- **Instruction a**
Write out a passage from the CUDA kernel post exactly. Begin at the words "rfx[half_loop+this_pos] = lfx[half_loop+this_pos];" and stop after "file for reference.".

Write to device memory working in emulation only Write executes correctly on CPU but not on GPU

Hi everybody,

I wrote a kernel that:

  1. reads some values from the device memory

  2. copies them into the shared memory

  3. operates on the values in the shared memory

  4. copies the values from the shared memory back to the device memory.

It works perfectly in device emulation mode, but apparently it does nothing if running on a gpu. Here is my kernel:

extern __shared__ char local[];

__global__ void kernel(double* rlx, double* rfx)


	const long half_loop = blockDim.x;

	const long full_loop = half_loop << 1;

	const long prec_size = sizeof(double);

	const long this_pos = threadIdx.x;


	double* llx = (double*)&local[0];

	double* lfx = (double*)&local[full_loop*prec_size];


	llx[this_pos] = rlx[this_pos];

	llx[half_loop+this_pos] = rlx[half_loop+this_pos];

	lfx[this_pos] = 0;

	lfx[half_loop+this_pos] = 0;


	long item_pos = this_pos+1;

	for(long crosses=0; crosses < half_loop; ++crosses)


		if(item_pos == full_loop) item_pos = 0;


		lfx[this_pos] -= llx[this_pos]-llx[item_pos];

		lfx[item_pos] += llx[this_pos]-llx[item_pos];




	rfx[this_pos] = lfx[this_pos];

	rfx[half_loop+this_pos] = lfx[half_loop+this_pos];


and this is how I call it (with items=64, and both dlx and dfx are pointers to device memory):

kernel<<<1, items/2, items*2*sizeof(double)>>>(dlx, dfx);

I assume there might be a problem with the way I am using the shared memory, but I really can’t see what is wrong, especially because the CUDA environment does NOT return any runtime error.

I compiled my program with nvcc -m 64 -arch compute_13 -code sm_13 -o post post.cu. My machine runs Fedora 10 (x86_64) with gcc 4.3.2 on an Intel i7 (2.67GHz) with 6GB of RAM and two GPUs: a GeForce GTX280, which is running the display, and a Tesla C1060. I am using the 2.2 toolkit with the 185.18.08 driver from the NVIDIA website. I attached the complete program file for reference.

I would gladly appreciate any hint. Thanks for your time!
post.zip (1.28 KB)

- **Instruction b**
Begin at the first of the rows below and stop after the row that contains "diamond-bullet-icon: ◆ xyxy=(247,180,257,204)". Give those rows again with "step-lead" swapped for "instruction" throughout, and return only those rows.

- **Task material**
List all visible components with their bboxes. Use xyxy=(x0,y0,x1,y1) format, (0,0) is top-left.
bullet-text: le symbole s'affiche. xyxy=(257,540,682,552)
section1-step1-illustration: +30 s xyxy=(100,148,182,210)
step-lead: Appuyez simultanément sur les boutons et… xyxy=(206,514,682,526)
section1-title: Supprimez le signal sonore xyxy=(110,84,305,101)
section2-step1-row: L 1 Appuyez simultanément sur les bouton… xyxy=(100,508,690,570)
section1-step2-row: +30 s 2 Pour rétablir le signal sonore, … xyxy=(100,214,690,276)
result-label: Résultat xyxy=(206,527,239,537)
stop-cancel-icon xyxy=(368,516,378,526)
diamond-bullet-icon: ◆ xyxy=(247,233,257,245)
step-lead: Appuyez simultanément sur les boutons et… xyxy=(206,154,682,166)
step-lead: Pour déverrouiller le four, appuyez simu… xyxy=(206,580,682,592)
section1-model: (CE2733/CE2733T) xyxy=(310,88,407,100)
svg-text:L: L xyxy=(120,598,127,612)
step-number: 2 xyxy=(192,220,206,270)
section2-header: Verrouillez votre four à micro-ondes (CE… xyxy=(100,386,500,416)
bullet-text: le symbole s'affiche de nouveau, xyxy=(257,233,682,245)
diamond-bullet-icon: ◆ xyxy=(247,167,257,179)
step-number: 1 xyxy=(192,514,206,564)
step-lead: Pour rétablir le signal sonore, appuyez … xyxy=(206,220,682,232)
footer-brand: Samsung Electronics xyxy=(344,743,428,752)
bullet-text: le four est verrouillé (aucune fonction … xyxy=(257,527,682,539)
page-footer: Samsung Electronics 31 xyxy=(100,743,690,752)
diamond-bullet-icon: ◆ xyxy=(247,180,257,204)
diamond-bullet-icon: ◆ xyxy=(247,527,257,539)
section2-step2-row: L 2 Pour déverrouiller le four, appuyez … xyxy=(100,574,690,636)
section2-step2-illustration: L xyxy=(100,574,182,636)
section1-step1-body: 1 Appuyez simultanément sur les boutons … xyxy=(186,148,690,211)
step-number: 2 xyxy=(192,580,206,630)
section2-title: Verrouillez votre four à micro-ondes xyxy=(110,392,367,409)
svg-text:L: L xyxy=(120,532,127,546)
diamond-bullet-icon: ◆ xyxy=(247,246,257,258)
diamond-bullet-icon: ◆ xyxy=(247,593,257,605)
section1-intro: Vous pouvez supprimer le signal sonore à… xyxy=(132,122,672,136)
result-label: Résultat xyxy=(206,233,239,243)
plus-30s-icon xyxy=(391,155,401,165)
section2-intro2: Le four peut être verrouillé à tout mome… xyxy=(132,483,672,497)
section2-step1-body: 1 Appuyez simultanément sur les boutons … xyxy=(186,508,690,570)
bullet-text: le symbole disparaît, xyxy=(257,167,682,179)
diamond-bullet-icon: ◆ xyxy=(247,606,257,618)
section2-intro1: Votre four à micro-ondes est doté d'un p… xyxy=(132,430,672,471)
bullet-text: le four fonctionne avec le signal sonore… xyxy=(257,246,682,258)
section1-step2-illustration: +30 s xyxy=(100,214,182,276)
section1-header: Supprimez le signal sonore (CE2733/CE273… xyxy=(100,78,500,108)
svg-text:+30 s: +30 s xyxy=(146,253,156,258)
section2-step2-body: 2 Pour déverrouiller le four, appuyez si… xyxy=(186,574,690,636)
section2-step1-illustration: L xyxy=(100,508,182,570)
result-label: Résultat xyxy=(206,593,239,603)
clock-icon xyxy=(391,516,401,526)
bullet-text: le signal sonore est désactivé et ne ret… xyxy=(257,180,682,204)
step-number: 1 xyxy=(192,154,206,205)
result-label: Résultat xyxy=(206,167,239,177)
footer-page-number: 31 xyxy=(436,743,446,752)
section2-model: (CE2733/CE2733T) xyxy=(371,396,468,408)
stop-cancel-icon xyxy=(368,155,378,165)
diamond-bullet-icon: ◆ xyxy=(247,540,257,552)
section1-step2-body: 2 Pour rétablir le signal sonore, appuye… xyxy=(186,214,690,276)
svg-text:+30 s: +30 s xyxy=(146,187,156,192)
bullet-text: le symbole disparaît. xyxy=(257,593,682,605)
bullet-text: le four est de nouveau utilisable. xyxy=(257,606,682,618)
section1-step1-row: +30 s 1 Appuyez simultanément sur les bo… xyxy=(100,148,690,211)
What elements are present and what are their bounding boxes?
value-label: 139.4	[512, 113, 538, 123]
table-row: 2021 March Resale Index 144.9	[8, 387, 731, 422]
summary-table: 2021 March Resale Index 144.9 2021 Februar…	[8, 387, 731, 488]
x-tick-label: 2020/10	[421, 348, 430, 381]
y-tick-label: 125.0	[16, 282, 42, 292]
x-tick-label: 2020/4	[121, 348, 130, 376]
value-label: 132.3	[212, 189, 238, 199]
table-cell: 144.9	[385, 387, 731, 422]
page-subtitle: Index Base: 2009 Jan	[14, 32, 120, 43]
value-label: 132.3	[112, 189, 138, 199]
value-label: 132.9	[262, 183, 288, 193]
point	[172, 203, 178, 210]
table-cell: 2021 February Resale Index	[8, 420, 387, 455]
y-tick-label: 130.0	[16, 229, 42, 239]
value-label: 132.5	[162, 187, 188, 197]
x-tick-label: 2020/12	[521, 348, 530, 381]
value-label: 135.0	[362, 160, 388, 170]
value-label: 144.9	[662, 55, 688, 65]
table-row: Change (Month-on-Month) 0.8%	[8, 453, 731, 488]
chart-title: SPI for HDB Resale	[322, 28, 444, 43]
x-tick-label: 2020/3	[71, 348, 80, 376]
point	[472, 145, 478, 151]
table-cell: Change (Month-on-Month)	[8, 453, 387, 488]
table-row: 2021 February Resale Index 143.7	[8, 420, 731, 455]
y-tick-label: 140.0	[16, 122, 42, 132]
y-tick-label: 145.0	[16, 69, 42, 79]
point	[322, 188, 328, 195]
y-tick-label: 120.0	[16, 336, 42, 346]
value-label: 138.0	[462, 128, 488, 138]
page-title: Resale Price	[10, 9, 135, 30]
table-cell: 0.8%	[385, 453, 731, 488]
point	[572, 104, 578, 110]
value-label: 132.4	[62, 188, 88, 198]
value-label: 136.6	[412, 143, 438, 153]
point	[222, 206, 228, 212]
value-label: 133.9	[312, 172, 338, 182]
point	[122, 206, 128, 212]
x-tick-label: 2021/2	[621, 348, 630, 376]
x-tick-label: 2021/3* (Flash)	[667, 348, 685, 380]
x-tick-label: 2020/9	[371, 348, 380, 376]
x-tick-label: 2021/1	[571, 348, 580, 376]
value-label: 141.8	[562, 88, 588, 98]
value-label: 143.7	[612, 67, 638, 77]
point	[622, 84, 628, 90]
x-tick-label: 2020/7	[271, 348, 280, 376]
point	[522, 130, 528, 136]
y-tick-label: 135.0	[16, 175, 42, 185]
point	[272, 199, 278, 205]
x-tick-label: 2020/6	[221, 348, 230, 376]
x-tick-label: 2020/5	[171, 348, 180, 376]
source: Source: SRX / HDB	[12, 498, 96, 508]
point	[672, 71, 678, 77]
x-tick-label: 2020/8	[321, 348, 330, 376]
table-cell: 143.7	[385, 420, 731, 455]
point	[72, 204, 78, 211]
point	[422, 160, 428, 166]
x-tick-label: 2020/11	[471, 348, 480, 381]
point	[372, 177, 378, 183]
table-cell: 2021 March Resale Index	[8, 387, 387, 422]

- **Problem solution a**
rfx[half_loop+this_pos] = lfx[half_loop+this_pos];


and this is how I call it (with items=64, and both dlx and dfx are pointers to device memory):

kernel<<<1, items/2, items*2*sizeof(double)>>>(dlx, dfx);

I assume there might be a problem with the way I am using the shared memory, but I really can’t see what is wrong, especially because the CUDA environment does NOT return any runtime error.

I compiled my program with nvcc -m 64 -arch compute_13 -code sm_13 -o post post.cu. My machine runs Fedora 10 (x86_64) with gcc 4.3.2 on an Intel i7 (2.67GHz) with 6GB of RAM and two GPUs: a GeForce GTX280, which is running the display, and a Tesla C1060. I am using the 2.2 toolkit with the 185.18.08 driver from the NVIDIA website. I attached the complete program file for reference.

- **Problem solution b**
List all visible components with their bboxes. Use xyxy=(x0,y0,x1,y1) format, (0,0) is top-left.
bullet-text: le symbole s'affiche. xyxy=(257,540,682,552)
section1-step1-illustration: +30 s xyxy=(100,148,182,210)
instruction: Appuyez simultanément sur les boutons et… xyxy=(206,514,682,526)
section1-title: Supprimez le signal sonore xyxy=(110,84,305,101)
section2-step1-row: L 1 Appuyez simultanément sur les bouton… xyxy=(100,508,690,570)
section1-step2-row: +30 s 2 Pour rétablir le signal sonore, … xyxy=(100,214,690,276)
result-label: Résultat xyxy=(206,527,239,537)
stop-cancel-icon xyxy=(368,516,378,526)
diamond-bullet-icon: ◆ xyxy=(247,233,257,245)
instruction: Appuyez simultanément sur les boutons et… xyxy=(206,154,682,166)
instruction: Pour déverrouiller le four, appuyez simu… xyxy=(206,580,682,592)
section1-model: (CE2733/CE2733T) xyxy=(310,88,407,100)
svg-text:L: L xyxy=(120,598,127,612)
step-number: 2 xyxy=(192,220,206,270)
section2-header: Verrouillez votre four à micro-ondes (CE… xyxy=(100,386,500,416)
bullet-text: le symbole s'affiche de nouveau, xyxy=(257,233,682,245)
diamond-bullet-icon: ◆ xyxy=(247,167,257,179)
step-number: 1 xyxy=(192,514,206,564)
instruction: Pour rétablir le signal sonore, appuyez … xyxy=(206,220,682,232)
footer-brand: Samsung Electronics xyxy=(344,743,428,752)
bullet-text: le four est verrouillé (aucune fonction … xyxy=(257,527,682,539)
page-footer: Samsung Electronics 31 xyxy=(100,743,690,752)
diamond-bullet-icon: ◆ xyxy=(247,180,257,204)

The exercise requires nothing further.